» **YOUR GOAL**
Report every line from the material that contains the word "Sultan".

— begin —

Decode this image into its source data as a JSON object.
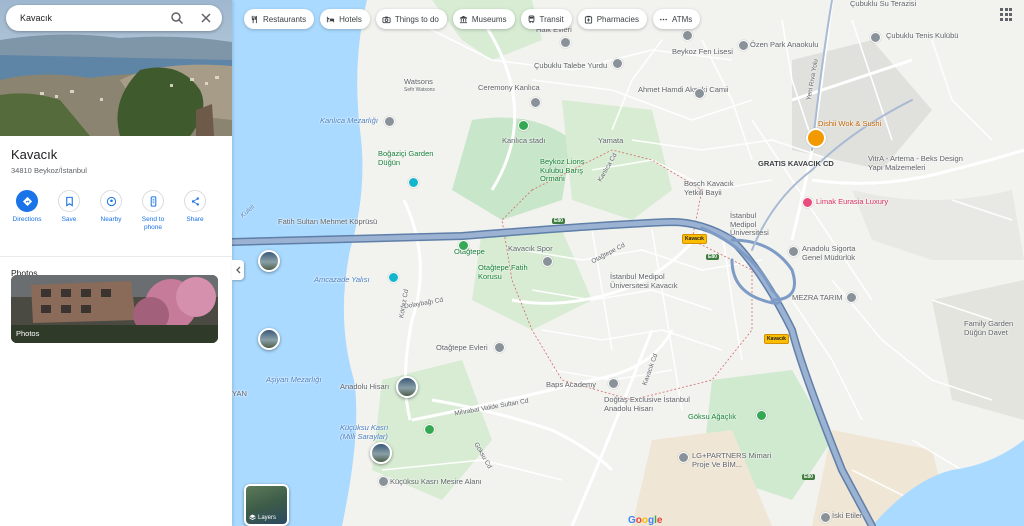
{
  "search": {
    "value": "Kavacık"
  },
  "place": {
    "name": "Kavacık",
    "address": "34810 Beykoz/İstanbul"
  },
  "actions": [
    {
      "label": "Directions",
      "icon": "directions-icon"
    },
    {
      "label": "Save",
      "icon": "bookmark-icon"
    },
    {
      "label": "Nearby",
      "icon": "nearby-icon"
    },
    {
      "label": "Send to phone",
      "icon": "phone-icon"
    },
    {
      "label": "Share",
      "icon": "share-icon"
    }
  ],
  "photos": {
    "heading": "Photos",
    "card_caption": "Photos"
  },
  "chips": [
    {
      "label": "Restaurants",
      "icon": "fork-knife-icon"
    },
    {
      "label": "Hotels",
      "icon": "bed-icon"
    },
    {
      "label": "Things to do",
      "icon": "camera-icon"
    },
    {
      "label": "Museums",
      "icon": "museum-icon"
    },
    {
      "label": "Transit",
      "icon": "train-icon"
    },
    {
      "label": "Pharmacies",
      "icon": "pharmacy-icon"
    },
    {
      "label": "ATMs",
      "icon": "atm-icon"
    }
  ],
  "layers": {
    "label": "Layers"
  },
  "colors": {
    "accent": "#1a73e8",
    "water": "#aadaff",
    "park": "#c8e6c9",
    "highway": "#7d9bc4"
  },
  "map_labels": {
    "cubuklu_su": "Çubuklu Su Terazisi",
    "cubuklu_tenis": "Çubuklu Tenis Kulübü",
    "ozen_park": "Özen Park Anaokulu",
    "halk_evleri": "Halk Evleri",
    "beykoz_fen": "Beykoz Fen Lisesi",
    "talebe_yurdu": "Çubuklu Talebe Yurdu",
    "watsons": "Watsons",
    "watsons_sub": "Sefir Watsons",
    "ceremony": "Ceremony Kanlıca",
    "ahmet_hamdi": "Ahmet Hamdi Akseki Camii",
    "kanlica_mesire": "Kanlıca Mezarlığı",
    "kanlica_stad": "Kanlıca stadı",
    "yamata": "Yamata",
    "dishii": "Dishii Wok & Sushi",
    "gratis": "GRATIS KAVACIK CD",
    "vitra": "VitrA - Artema - Beks Design Yapı Malzemeleri",
    "beykoz_lions": "Beykoz Lions Kulubu Barış Ormanı",
    "bogazici_garden": "Boğaziçi Garden Düğün",
    "bosch": "Bosch Kavacık Yetkili Bayii",
    "limak": "Limak Eurasia Luxury",
    "istanbul_medipol": "İstanbul Medipol Üniversitesi",
    "fatih_sultan": "Fatih Sultan Mehmet Köprüsü",
    "anadolu_sigorta": "Anadolu Sigorta Genel Müdürlük",
    "otagtepe": "Otağtepe",
    "kavacik_spor": "Kavacık Spor",
    "otagtepe_fatih": "Otağtepe Fatih Korusu",
    "medipol_kavacik": "İstanbul Medipol Üniversitesi Kavacık",
    "mezra": "MEZRA TARIM",
    "family_garden": "Family Garden Düğün Davet",
    "amcazade": "Amcazade Yalısı",
    "otagtepe_evleri": "Otağtepe Evleri",
    "asiyan": "Aşiyan Mezarlığı",
    "anadolu_hisari": "Anadolu Hisarı",
    "baps": "Baps Academy",
    "dogtas": "Doğtaş Exclusive İstanbul Anadolu Hisarı",
    "goksu": "Göksu Ağaçlık",
    "kucuksu_kasri": "Küçüksu Kasrı (Milli Saraylar)",
    "lg_partners": "LG+PARTNERS Mimari Proje Ve BİM...",
    "kucuksu_mesire": "Küçüksu Kasrı Mesire Alanı",
    "iski": "İski Etiler",
    "otagtepe_cd": "Otağtepe Cd",
    "korfez_cd": "Körfez Cd",
    "dolaybagi_cd": "Dolaybağı Cd",
    "kavacik_cd": "Kavacık Cd",
    "mihrabat": "Mihrabat Valide Sultan Cd",
    "goksu_cd": "Göksu Cd",
    "kuleli": "Kuleli",
    "yan": "YAN",
    "kanlica_cd": "Kanlıca Cd",
    "yeniriva": "Yeni Rıva Yolu"
  },
  "shields": {
    "e80": "E80",
    "kavacik_exit": "Kavacık"
  }
}
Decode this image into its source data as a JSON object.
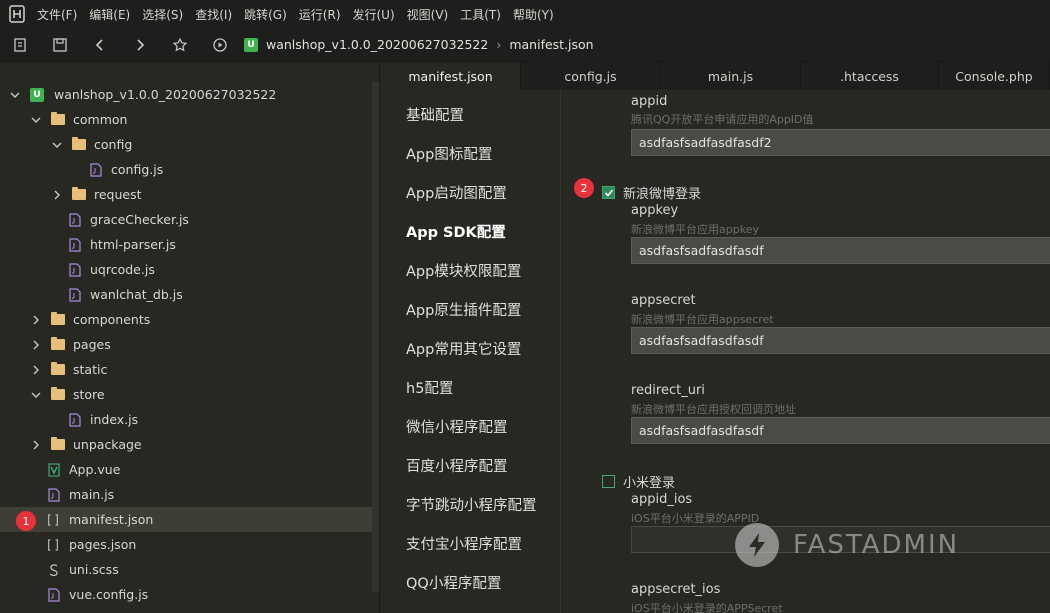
{
  "menu": [
    "文件(F)",
    "编辑(E)",
    "选择(S)",
    "查找(I)",
    "跳转(G)",
    "运行(R)",
    "发行(U)",
    "视图(V)",
    "工具(T)",
    "帮助(Y)"
  ],
  "breadcrumb": {
    "project": "wanlshop_v1.0.0_20200627032522",
    "file": "manifest.json"
  },
  "tree": {
    "root": "wanlshop_v1.0.0_20200627032522",
    "common": "common",
    "config": "config",
    "config_js": "config.js",
    "request": "request",
    "gracechecker": "graceChecker.js",
    "htmlparser": "html-parser.js",
    "uqrcode": "uqrcode.js",
    "wanlchat": "wanlchat_db.js",
    "components": "components",
    "pages": "pages",
    "static": "static",
    "store": "store",
    "index_js": "index.js",
    "unpackage": "unpackage",
    "app_vue": "App.vue",
    "main_js": "main.js",
    "manifest": "manifest.json",
    "pages_json": "pages.json",
    "uni_scss": "uni.scss",
    "vue_config": "vue.config.js"
  },
  "badges": {
    "one": "1",
    "two": "2"
  },
  "tabs": [
    "manifest.json",
    "config.js",
    "main.js",
    ".htaccess",
    "Console.php"
  ],
  "settings_nav": [
    "基础配置",
    "App图标配置",
    "App启动图配置",
    "App SDK配置",
    "App模块权限配置",
    "App原生插件配置",
    "App常用其它设置",
    "h5配置",
    "微信小程序配置",
    "百度小程序配置",
    "字节跳动小程序配置",
    "支付宝小程序配置",
    "QQ小程序配置"
  ],
  "form": {
    "qq_appid_label": "appid",
    "qq_appid_hint": "腾讯QQ开放平台申请应用的AppID值",
    "qq_appid_value": "asdfasfsadfasdfasdf2",
    "weibo_label": "新浪微博登录",
    "weibo_checked": true,
    "appkey_label": "appkey",
    "appkey_hint": "新浪微博平台应用appkey",
    "appkey_value": "asdfasfsadfasdfasdf",
    "appsecret_label": "appsecret",
    "appsecret_hint": "新浪微博平台应用appsecret",
    "appsecret_value": "asdfasfsadfasdfasdf",
    "redirect_label": "redirect_uri",
    "redirect_hint": "新浪微博平台应用授权回调页地址",
    "redirect_value": "asdfasfsadfasdfasdf",
    "xiaomi_label": "小米登录",
    "xiaomi_checked": false,
    "appid_ios_label": "appid_ios",
    "appid_ios_hint": "iOS平台小米登录的APPID",
    "appid_ios_value": "",
    "appsecret_ios_label": "appsecret_ios",
    "appsecret_ios_hint": "iOS平台小米登录的APPSecret"
  },
  "watermark": "FASTADMIN",
  "colors": {
    "accent_green": "#3fb34f",
    "badge_red": "#e8323b",
    "folder": "#e6c07b",
    "file_icon": "#a98ce0"
  }
}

— end —

» **FINISHED TASK**
    "fatih_sultan": "Fatih Sultan Mehmet Köprüsü",
    "mihrabat": "Mihrabat Valide Sultan Cd",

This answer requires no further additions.